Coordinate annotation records

* * * * *

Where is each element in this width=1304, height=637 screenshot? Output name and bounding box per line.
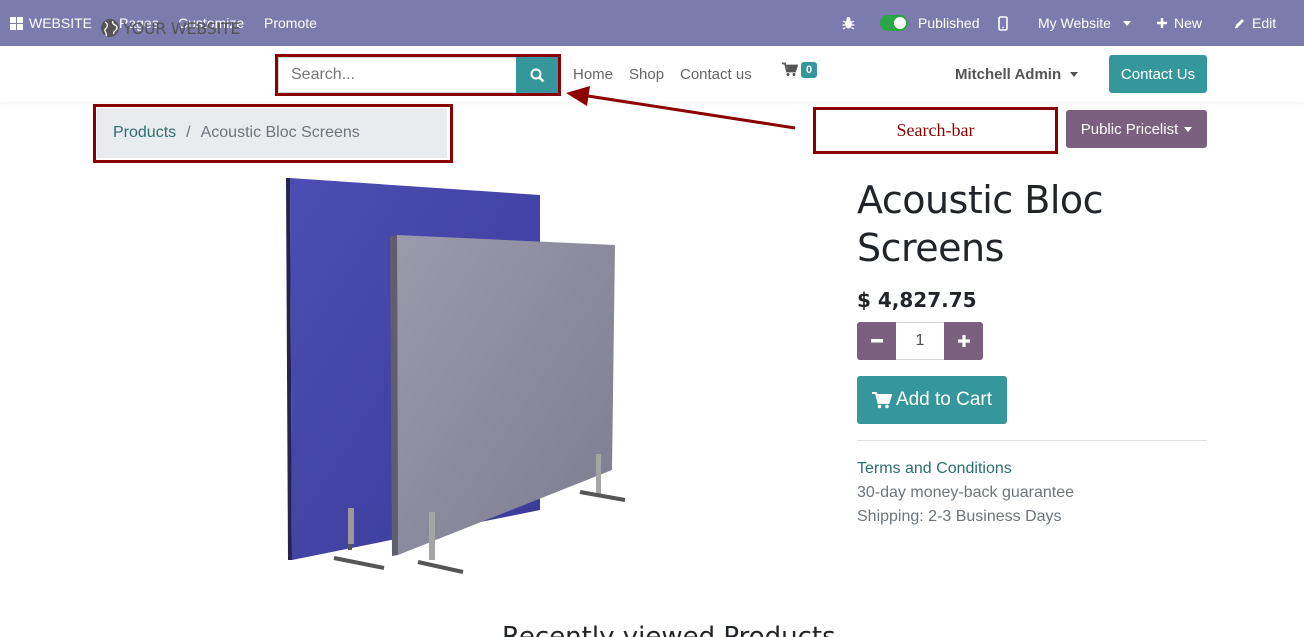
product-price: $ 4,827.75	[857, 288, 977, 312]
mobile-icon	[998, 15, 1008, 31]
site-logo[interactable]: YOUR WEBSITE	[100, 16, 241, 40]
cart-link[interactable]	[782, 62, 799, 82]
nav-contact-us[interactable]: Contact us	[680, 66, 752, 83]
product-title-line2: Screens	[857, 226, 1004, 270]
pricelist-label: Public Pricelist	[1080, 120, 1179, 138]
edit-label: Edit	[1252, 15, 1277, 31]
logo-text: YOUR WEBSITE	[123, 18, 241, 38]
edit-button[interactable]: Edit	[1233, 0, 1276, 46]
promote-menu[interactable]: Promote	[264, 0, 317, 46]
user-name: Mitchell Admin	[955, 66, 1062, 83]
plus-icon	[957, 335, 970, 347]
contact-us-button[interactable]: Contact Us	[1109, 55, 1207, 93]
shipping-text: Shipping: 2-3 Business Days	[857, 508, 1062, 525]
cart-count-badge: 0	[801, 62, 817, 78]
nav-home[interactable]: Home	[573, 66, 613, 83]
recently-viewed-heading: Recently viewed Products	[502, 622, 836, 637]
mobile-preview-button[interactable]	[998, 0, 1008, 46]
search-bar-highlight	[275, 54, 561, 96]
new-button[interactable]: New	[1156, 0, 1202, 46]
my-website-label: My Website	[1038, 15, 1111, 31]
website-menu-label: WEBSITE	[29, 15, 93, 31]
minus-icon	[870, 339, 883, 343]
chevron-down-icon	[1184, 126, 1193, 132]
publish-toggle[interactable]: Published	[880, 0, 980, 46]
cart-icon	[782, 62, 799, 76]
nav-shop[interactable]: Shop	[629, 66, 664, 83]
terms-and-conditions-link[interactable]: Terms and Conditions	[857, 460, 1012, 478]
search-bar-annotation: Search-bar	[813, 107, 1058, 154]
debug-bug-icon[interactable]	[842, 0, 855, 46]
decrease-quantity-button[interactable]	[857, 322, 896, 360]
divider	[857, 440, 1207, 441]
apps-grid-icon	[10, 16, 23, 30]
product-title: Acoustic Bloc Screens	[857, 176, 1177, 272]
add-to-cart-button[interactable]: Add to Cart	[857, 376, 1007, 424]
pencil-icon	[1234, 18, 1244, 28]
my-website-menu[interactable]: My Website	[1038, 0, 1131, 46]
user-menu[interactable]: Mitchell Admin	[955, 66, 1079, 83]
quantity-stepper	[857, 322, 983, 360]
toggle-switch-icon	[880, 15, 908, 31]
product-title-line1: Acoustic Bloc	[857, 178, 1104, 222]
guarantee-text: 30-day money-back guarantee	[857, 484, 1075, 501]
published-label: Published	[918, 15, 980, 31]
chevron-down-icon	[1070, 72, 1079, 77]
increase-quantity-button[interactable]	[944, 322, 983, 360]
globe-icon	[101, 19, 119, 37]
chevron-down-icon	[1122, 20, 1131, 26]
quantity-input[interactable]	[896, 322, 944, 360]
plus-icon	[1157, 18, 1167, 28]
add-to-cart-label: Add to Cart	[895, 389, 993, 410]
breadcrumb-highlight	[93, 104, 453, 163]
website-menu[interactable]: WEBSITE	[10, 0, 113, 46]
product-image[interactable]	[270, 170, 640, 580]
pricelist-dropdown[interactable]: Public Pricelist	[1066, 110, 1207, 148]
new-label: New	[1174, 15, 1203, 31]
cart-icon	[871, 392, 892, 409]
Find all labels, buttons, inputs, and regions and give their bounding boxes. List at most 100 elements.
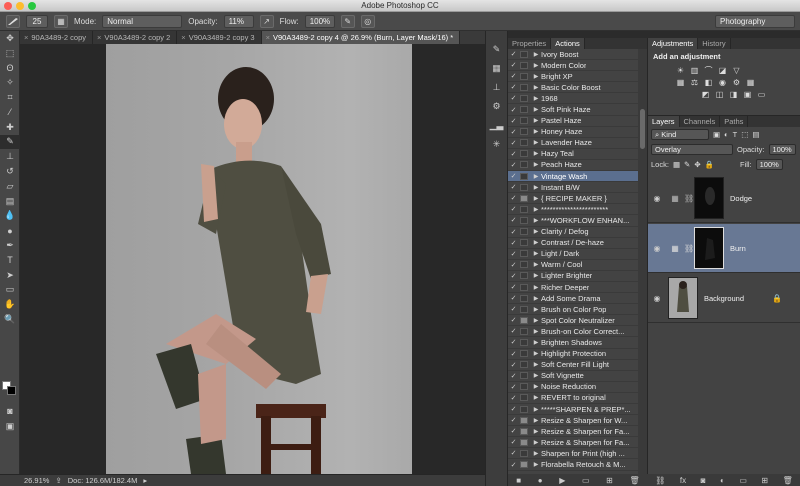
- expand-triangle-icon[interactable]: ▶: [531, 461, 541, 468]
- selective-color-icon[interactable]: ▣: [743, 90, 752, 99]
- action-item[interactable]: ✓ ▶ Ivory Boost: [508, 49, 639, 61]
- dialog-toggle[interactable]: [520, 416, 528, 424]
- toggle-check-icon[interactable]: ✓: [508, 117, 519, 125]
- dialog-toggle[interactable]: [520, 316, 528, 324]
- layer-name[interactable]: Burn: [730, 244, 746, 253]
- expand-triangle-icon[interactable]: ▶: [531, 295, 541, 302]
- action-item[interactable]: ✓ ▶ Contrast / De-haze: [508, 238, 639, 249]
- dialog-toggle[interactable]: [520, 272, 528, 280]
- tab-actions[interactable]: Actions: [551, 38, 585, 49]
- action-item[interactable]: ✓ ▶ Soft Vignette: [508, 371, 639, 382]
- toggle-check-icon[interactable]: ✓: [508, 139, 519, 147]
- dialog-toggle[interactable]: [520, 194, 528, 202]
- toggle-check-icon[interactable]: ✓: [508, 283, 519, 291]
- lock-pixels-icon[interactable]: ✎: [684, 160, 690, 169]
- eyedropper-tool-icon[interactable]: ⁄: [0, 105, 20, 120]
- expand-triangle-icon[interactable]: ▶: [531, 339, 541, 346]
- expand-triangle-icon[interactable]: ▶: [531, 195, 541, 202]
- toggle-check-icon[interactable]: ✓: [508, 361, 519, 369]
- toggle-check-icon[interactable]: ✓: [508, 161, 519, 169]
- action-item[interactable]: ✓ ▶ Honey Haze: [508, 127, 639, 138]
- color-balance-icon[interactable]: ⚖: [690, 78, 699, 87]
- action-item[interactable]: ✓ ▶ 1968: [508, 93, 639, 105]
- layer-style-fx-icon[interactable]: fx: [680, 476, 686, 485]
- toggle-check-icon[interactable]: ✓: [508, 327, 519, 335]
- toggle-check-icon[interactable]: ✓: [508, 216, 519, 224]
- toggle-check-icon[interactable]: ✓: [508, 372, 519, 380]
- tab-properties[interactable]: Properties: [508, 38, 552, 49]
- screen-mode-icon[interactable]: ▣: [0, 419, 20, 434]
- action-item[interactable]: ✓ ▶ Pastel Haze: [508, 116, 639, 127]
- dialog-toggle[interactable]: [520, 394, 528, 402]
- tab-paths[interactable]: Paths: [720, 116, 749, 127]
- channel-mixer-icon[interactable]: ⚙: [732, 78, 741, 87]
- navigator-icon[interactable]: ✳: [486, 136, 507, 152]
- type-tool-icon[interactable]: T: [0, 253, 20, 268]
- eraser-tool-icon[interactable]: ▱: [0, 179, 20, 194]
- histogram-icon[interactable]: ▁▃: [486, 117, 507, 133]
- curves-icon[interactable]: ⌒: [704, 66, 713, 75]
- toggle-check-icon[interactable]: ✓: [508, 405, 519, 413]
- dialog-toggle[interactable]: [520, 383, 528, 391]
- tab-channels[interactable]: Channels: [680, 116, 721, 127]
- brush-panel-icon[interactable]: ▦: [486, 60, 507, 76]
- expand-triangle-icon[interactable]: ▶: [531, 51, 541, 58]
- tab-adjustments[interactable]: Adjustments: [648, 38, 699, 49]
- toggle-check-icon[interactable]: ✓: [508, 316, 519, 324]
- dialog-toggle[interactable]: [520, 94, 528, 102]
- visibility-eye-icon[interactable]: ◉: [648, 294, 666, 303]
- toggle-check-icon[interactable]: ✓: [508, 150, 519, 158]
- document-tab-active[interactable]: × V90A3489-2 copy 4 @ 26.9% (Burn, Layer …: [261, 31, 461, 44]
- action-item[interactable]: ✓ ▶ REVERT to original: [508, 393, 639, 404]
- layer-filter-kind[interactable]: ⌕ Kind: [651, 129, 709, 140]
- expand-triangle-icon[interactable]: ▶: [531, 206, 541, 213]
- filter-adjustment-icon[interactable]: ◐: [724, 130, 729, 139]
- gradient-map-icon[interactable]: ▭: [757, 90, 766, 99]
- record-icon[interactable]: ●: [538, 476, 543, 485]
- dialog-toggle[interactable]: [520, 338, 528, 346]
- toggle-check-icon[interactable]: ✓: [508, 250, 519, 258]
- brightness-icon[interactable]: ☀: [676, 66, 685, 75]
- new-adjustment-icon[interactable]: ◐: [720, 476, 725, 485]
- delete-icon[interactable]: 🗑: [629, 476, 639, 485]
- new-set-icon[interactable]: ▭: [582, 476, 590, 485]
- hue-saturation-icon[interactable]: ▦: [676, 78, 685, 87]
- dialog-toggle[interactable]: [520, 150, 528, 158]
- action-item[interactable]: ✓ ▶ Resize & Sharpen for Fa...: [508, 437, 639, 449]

* * * * *

• **Problem requirements**
Can you give the lines as a numbered list, starting with the line that holds "- expand-triangle-icon[interactable]: ▶: [531, 461, 541, 468]" and going on through the line that holds "- dialog-toggle[interactable]: [520, 416, 528, 424]", both included and blank lines skipped?

• **Reply**
1. - expand-triangle-icon[interactable]: ▶: [531, 461, 541, 468]
2. - selective-color-icon[interactable]: ▣: [743, 90, 752, 99]
3. - action-item[interactable]: ✓ ▶ Ivory Boost: [508, 49, 639, 61]
4. - dialog-toggle[interactable]: [520, 416, 528, 424]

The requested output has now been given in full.